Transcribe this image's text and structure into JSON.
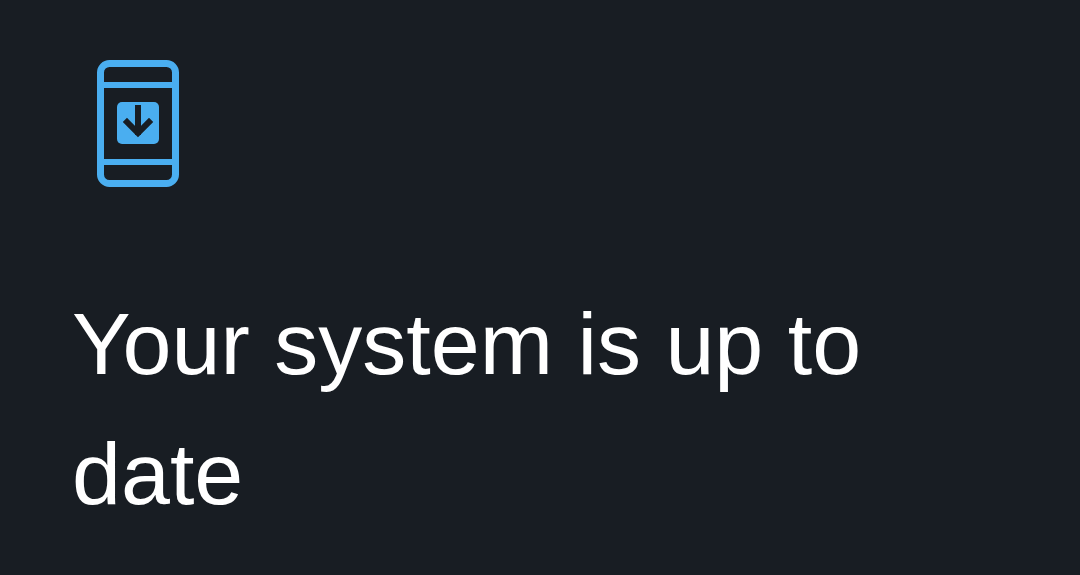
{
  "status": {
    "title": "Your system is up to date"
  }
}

______

> **Directions**: Write the entries above out in full, exactly, with no images.

> **Task output**:
Transcribe this image's text and structure into JSON.
{
  "status": {
    "title": "Your system is up to date"
  }
}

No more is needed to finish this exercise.